• Challenge: From the listing below, pull out every line that contains the string "right" and copy each one unchanged.
☆ ☆ ☆ ☆ ☆
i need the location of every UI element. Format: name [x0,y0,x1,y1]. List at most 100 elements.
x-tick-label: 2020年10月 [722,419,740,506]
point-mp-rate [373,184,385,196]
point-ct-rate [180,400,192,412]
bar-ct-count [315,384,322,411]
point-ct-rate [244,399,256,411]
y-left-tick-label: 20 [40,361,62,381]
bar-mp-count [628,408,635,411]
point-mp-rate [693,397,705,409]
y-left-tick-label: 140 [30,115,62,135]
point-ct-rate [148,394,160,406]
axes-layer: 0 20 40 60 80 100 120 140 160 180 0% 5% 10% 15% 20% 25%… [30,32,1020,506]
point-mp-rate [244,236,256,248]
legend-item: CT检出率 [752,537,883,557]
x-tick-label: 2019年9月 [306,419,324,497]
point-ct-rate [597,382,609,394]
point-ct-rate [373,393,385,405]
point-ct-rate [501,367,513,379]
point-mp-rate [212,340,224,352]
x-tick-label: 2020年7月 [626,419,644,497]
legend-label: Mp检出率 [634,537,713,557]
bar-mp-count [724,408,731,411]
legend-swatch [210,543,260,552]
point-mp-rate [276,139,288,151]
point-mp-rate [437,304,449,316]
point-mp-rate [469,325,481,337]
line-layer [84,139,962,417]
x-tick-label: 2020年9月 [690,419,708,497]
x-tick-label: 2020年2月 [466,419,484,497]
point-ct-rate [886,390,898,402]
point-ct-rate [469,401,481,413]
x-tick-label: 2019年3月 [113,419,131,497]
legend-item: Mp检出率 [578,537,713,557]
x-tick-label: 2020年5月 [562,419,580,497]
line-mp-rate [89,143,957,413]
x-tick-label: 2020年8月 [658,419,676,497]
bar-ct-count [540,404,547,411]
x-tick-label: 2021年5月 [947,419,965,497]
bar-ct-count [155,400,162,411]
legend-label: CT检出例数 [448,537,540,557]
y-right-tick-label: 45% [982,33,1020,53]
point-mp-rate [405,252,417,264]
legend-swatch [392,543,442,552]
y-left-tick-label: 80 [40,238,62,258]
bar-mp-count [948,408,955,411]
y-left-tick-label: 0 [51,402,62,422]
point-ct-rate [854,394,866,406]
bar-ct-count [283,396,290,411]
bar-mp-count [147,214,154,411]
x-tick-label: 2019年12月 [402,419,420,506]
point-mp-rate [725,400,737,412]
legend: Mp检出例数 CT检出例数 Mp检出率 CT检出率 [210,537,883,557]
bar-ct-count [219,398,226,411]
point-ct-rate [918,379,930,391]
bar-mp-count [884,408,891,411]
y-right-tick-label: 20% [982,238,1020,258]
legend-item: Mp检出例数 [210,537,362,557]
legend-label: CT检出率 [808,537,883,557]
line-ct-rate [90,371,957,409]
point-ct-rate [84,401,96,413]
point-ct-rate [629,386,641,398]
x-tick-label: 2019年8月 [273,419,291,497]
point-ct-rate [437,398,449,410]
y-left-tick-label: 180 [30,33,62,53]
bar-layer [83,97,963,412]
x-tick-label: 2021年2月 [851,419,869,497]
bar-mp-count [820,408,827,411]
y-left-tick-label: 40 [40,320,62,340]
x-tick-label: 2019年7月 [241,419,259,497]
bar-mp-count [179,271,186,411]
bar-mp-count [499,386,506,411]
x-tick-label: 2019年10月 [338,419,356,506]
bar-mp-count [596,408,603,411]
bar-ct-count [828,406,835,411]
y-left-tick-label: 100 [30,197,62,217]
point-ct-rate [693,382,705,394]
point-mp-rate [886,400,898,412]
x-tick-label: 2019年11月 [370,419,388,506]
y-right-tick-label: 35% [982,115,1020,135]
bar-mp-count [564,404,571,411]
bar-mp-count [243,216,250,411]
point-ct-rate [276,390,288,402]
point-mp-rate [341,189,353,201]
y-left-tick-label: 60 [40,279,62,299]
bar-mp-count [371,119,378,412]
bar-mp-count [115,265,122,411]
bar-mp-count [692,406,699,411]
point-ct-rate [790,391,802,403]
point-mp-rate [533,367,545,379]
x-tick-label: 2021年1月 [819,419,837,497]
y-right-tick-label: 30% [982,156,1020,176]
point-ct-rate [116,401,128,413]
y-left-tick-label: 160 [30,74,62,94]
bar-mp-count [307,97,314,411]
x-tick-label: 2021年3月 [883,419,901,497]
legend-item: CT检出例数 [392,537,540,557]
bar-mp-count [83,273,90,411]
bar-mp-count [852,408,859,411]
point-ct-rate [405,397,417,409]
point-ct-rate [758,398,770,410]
☆ ☆ ☆ ☆ ☆
• Task result:
y-right-tick-label: 45% [982,33,1020,53]
y-right-tick-label: 20% [982,238,1020,258]
y-right-tick-label: 35% [982,115,1020,135]
y-right-tick-label: 30% [982,156,1020,176]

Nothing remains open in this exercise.